## Start MATERIAL TO PROCESS

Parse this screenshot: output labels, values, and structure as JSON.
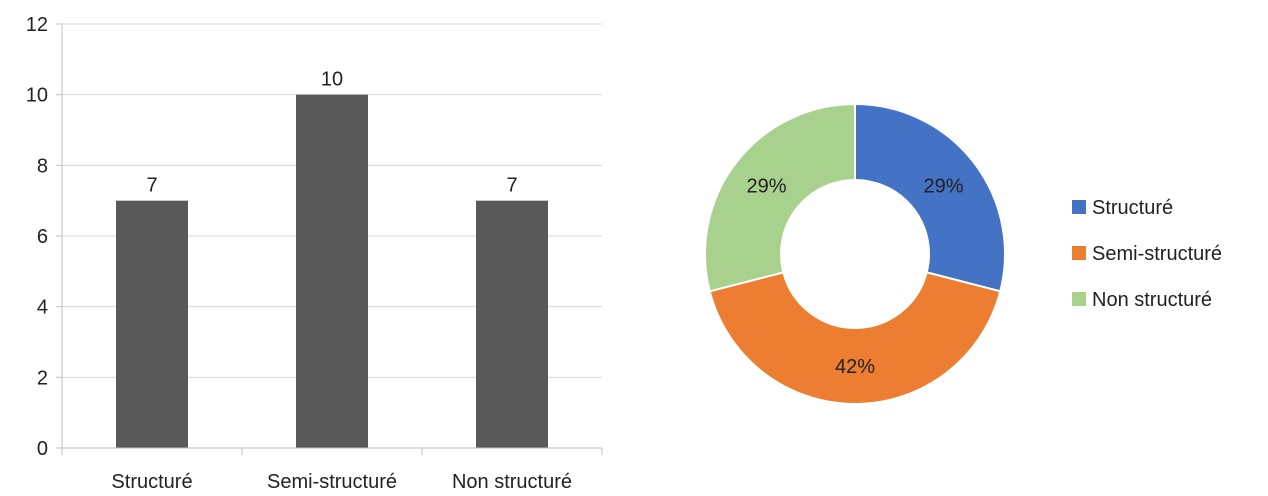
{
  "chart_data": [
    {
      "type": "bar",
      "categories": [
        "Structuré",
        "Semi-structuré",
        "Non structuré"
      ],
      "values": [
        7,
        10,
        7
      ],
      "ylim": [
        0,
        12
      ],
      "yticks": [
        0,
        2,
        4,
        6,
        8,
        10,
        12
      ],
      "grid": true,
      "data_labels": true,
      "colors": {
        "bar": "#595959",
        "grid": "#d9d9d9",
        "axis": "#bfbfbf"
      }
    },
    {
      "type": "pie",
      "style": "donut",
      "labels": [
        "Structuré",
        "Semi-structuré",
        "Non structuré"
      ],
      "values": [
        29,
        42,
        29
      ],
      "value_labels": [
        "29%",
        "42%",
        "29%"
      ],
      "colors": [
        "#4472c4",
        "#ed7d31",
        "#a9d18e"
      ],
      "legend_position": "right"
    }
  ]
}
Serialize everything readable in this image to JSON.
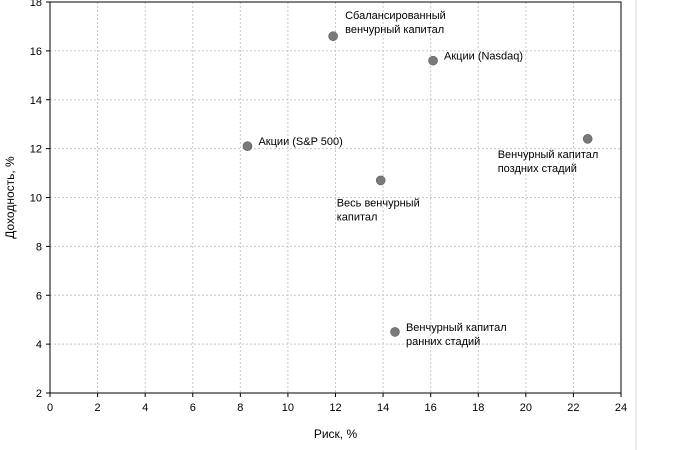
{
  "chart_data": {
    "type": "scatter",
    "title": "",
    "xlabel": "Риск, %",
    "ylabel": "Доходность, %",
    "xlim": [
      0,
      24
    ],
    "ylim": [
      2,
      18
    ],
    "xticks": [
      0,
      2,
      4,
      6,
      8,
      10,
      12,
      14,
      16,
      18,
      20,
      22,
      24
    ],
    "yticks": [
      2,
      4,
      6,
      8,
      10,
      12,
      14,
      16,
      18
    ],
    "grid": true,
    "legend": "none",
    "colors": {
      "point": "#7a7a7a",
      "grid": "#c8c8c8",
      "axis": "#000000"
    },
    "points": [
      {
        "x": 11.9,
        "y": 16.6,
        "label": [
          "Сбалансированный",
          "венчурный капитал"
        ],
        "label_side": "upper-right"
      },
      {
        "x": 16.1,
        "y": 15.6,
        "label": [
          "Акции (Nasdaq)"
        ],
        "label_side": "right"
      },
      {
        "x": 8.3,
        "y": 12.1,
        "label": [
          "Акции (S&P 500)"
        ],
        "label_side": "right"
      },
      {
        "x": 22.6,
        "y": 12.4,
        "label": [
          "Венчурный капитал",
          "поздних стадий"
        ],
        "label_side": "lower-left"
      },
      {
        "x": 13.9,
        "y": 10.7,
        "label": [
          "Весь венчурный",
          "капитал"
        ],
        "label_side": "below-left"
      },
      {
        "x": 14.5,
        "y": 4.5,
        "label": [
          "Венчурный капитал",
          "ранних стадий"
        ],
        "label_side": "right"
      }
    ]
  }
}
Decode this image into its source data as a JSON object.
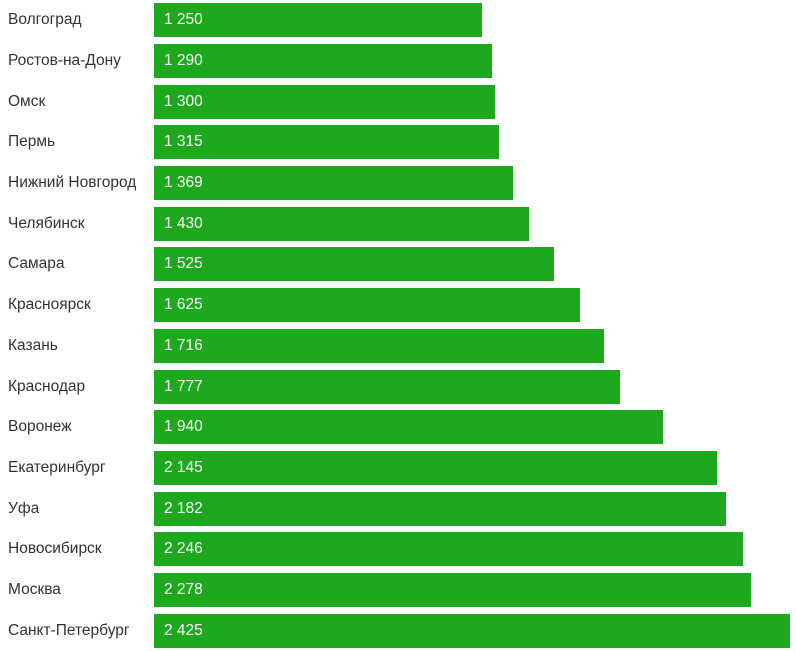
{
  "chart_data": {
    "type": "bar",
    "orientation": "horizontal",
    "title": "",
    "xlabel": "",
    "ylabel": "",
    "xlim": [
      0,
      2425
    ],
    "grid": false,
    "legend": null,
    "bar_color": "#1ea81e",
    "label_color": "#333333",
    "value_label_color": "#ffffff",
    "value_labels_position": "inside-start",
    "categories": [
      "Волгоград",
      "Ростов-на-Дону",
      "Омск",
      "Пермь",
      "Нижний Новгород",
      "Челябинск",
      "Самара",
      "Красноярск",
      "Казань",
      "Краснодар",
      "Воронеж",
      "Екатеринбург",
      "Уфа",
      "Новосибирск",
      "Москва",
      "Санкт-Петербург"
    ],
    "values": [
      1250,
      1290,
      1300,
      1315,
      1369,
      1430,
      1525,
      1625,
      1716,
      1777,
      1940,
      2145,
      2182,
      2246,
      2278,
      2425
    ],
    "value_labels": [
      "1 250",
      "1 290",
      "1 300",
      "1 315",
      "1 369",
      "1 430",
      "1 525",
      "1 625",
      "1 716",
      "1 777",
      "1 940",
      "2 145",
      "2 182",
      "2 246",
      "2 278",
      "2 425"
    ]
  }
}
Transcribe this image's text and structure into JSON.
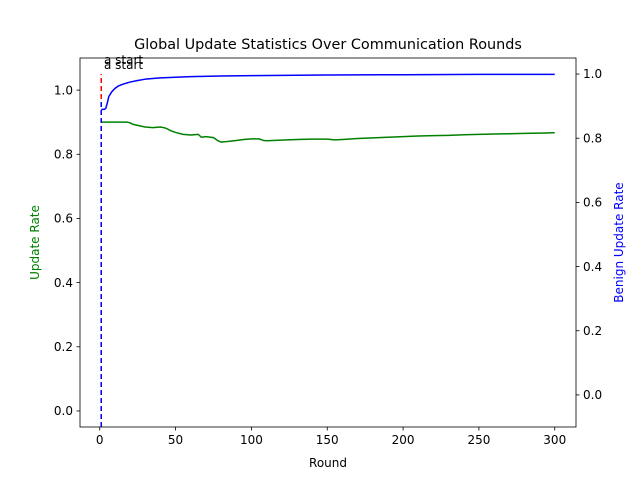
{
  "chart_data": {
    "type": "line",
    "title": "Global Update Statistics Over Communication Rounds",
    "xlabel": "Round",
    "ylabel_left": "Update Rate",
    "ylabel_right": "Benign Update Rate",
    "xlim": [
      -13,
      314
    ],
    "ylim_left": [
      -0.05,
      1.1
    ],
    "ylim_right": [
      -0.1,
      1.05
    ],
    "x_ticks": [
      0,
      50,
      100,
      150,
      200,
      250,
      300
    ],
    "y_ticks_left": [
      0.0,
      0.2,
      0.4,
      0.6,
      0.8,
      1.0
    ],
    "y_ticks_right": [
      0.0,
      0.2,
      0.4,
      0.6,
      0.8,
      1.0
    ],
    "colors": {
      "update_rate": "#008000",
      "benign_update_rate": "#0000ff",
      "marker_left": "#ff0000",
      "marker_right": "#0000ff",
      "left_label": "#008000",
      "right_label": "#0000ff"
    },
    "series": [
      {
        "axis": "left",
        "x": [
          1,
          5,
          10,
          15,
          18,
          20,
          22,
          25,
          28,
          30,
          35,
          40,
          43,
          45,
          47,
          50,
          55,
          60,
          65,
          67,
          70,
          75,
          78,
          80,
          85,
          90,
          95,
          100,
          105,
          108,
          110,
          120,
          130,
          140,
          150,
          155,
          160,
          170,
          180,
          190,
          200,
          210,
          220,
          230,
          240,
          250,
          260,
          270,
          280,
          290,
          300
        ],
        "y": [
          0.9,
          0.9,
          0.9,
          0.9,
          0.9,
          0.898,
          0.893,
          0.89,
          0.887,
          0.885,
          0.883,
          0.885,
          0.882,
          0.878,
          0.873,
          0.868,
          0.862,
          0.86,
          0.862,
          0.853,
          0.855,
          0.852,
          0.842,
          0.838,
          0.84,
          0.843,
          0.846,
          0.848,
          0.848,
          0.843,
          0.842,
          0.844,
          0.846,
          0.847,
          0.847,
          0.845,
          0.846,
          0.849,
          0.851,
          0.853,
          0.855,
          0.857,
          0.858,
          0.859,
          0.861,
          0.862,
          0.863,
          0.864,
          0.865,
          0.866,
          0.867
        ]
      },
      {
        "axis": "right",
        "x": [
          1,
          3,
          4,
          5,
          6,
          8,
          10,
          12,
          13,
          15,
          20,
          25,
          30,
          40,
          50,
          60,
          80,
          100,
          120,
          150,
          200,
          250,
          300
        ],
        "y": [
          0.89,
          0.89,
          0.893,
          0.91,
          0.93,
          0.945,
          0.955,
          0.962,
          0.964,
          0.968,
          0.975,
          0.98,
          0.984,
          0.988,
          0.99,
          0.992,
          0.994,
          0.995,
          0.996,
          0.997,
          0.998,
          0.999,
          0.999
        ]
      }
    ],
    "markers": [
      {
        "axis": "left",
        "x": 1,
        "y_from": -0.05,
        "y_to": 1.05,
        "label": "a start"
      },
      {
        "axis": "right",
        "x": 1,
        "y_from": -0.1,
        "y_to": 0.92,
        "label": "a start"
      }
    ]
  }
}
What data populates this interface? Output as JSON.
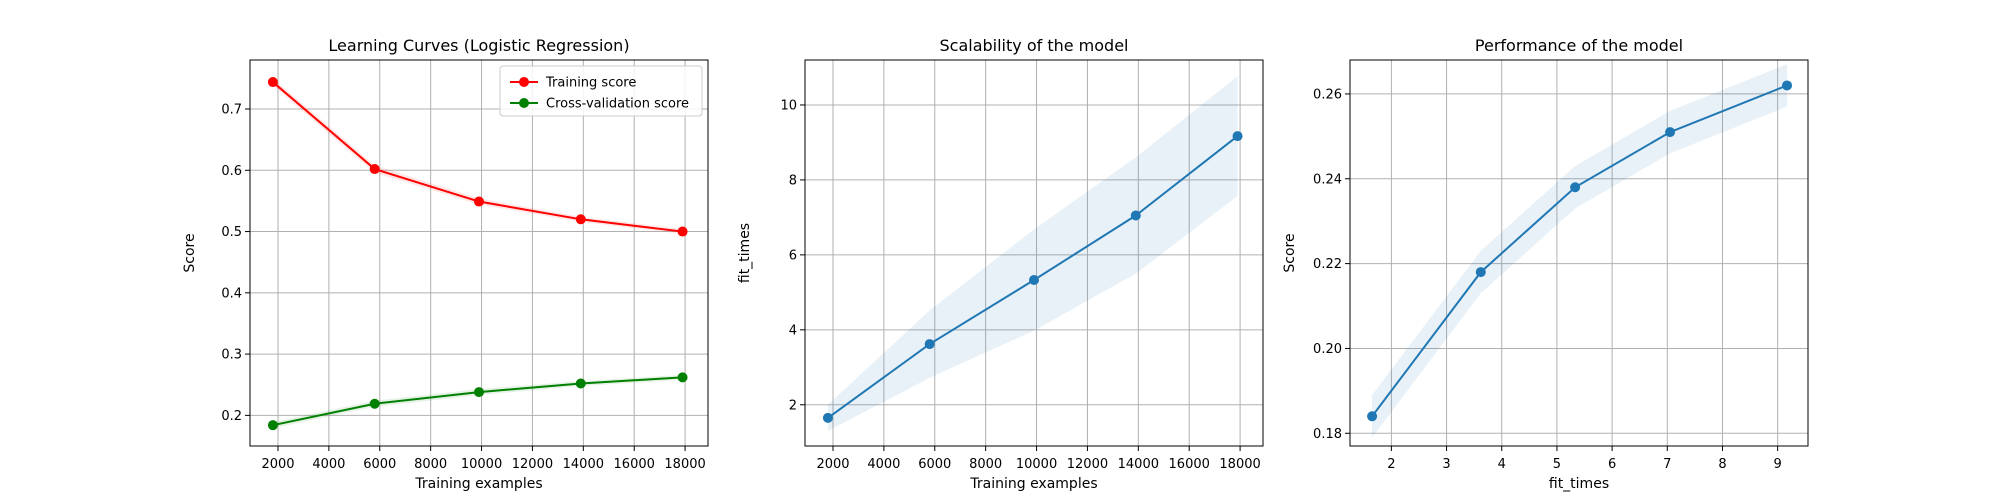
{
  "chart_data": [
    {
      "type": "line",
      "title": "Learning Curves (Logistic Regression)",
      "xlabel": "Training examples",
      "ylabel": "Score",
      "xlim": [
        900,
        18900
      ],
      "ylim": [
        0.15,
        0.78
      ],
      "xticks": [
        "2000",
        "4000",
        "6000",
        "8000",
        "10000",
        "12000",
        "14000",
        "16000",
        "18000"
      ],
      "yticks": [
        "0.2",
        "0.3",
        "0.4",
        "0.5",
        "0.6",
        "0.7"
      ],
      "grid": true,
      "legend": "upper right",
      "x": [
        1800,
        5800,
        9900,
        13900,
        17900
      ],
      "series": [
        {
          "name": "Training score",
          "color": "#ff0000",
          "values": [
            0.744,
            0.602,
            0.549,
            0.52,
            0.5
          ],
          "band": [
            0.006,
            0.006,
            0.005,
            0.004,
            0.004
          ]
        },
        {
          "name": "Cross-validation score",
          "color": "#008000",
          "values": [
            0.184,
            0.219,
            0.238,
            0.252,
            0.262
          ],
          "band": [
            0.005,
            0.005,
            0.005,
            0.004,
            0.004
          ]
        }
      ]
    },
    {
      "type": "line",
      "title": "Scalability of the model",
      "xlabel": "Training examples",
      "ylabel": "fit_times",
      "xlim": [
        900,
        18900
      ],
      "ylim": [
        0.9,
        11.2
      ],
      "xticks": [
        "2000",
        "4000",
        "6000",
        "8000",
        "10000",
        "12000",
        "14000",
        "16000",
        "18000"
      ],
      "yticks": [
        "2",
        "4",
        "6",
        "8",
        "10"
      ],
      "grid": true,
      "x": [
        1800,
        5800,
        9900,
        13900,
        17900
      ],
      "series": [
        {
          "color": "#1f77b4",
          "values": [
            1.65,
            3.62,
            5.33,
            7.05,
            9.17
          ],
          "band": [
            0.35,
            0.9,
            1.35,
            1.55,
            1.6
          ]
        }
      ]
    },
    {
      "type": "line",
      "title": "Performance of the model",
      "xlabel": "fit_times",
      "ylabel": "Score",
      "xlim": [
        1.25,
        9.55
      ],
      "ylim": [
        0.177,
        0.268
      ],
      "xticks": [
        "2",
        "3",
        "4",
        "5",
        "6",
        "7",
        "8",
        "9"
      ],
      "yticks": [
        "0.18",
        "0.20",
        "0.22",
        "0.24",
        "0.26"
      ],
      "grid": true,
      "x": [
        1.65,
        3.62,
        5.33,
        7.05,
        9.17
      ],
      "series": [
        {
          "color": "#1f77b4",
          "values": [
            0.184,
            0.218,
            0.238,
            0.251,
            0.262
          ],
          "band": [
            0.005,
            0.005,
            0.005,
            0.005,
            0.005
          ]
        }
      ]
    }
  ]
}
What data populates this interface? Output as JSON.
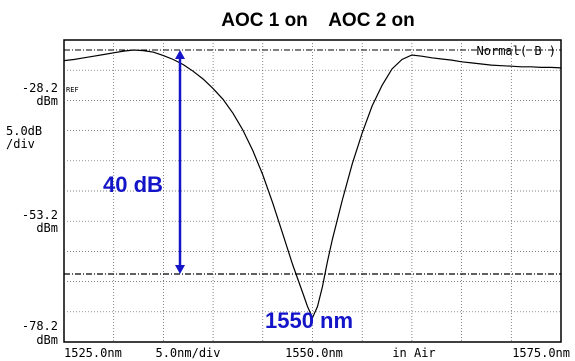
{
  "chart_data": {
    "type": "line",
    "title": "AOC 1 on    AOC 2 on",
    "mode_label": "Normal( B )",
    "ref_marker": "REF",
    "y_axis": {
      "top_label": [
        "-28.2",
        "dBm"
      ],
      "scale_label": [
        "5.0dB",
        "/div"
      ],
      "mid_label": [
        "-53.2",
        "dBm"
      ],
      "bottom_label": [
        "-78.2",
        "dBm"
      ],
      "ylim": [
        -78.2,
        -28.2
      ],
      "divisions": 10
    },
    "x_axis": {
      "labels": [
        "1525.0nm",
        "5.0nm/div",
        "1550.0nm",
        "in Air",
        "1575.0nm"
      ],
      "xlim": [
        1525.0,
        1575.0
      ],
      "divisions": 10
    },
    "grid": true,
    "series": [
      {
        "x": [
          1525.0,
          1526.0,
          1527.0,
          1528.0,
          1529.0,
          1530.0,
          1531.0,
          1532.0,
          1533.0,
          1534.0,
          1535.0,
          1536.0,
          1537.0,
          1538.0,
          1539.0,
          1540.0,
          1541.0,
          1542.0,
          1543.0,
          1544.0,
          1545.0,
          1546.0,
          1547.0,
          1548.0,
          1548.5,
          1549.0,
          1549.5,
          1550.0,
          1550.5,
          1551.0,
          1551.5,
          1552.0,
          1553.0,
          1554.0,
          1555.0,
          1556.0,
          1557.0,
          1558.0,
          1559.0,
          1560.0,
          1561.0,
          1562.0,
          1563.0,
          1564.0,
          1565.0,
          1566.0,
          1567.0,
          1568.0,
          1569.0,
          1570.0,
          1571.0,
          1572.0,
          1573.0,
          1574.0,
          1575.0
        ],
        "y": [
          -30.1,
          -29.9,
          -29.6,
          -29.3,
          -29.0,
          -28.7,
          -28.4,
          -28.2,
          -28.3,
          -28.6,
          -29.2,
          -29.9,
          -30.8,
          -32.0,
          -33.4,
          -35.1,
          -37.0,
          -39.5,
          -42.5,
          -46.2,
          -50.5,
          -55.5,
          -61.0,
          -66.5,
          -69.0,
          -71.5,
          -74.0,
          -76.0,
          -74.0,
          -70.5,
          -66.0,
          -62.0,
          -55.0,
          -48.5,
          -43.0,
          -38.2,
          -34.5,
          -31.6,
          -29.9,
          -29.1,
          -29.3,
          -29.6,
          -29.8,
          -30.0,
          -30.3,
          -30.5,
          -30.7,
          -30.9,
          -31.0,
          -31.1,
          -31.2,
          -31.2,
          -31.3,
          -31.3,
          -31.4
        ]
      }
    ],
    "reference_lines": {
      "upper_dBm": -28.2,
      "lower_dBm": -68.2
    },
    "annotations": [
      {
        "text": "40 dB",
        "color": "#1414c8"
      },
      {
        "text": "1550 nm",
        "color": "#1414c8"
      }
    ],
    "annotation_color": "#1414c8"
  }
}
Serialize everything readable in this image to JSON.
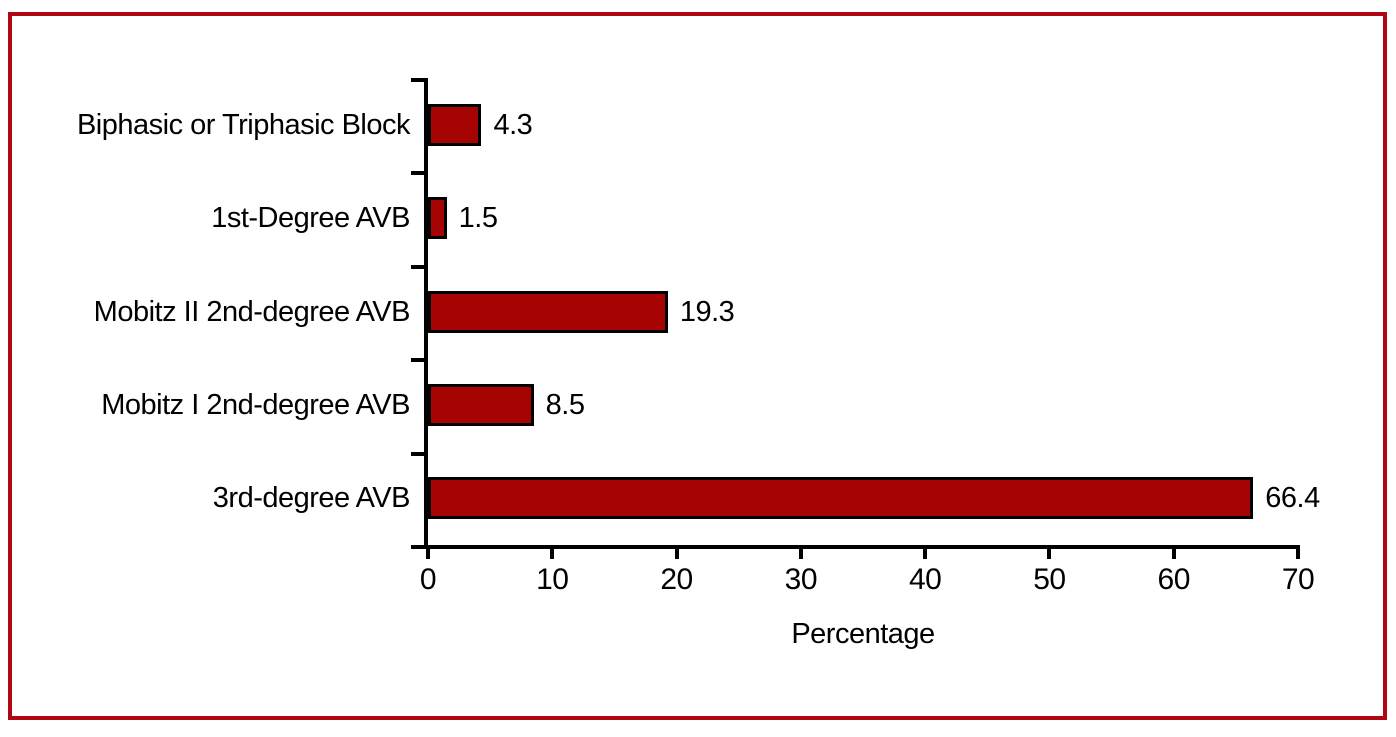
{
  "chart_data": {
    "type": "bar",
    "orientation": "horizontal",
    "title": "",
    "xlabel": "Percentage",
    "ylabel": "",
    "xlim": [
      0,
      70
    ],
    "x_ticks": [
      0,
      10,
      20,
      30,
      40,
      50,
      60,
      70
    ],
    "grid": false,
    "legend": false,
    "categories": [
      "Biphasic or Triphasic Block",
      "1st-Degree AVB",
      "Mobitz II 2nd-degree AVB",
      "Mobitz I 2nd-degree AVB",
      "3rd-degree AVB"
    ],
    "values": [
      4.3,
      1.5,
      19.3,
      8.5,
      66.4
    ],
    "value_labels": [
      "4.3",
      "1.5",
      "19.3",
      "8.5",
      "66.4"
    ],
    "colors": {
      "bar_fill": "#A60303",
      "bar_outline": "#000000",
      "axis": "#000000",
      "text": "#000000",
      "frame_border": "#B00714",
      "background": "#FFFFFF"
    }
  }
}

## End MATERIAL TO PROCESS

_WRITTEN TASK:_
Report the number of lines of the listing above that hold the string "this", with no other text.

_EXERCISE RESULT:_
7